→ **Stated problem**
Copy everything in the listing below word for word, apart from any images.

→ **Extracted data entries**

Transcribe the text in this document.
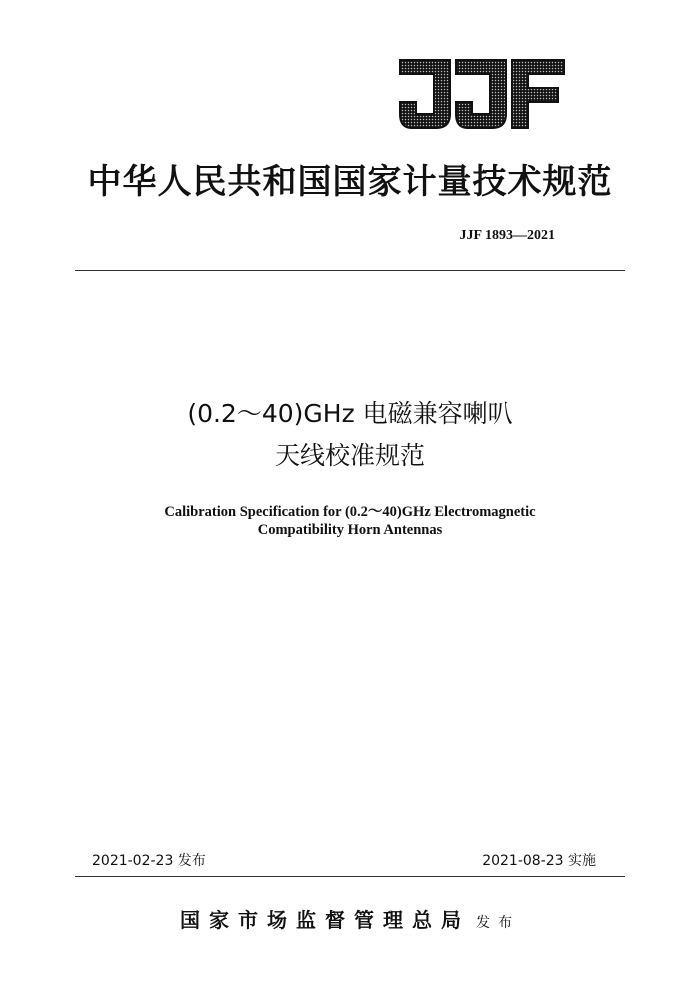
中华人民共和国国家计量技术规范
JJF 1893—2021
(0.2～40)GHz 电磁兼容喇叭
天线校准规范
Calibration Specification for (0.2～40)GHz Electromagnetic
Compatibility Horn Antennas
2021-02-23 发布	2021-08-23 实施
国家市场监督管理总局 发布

→ **Output**
Transcribe the text in this document.
中华人民共和国国家计量技术规范
JJF 1893—2021
(0.2～40)GHz 电磁兼容喇叭
天线校准规范
Calibration Specification for (0.2～40)GHz Electromagnetic
Compatibility Horn Antennas
2021-02-23 发布	2021-08-23 实施
国家市场监督管理总局 发布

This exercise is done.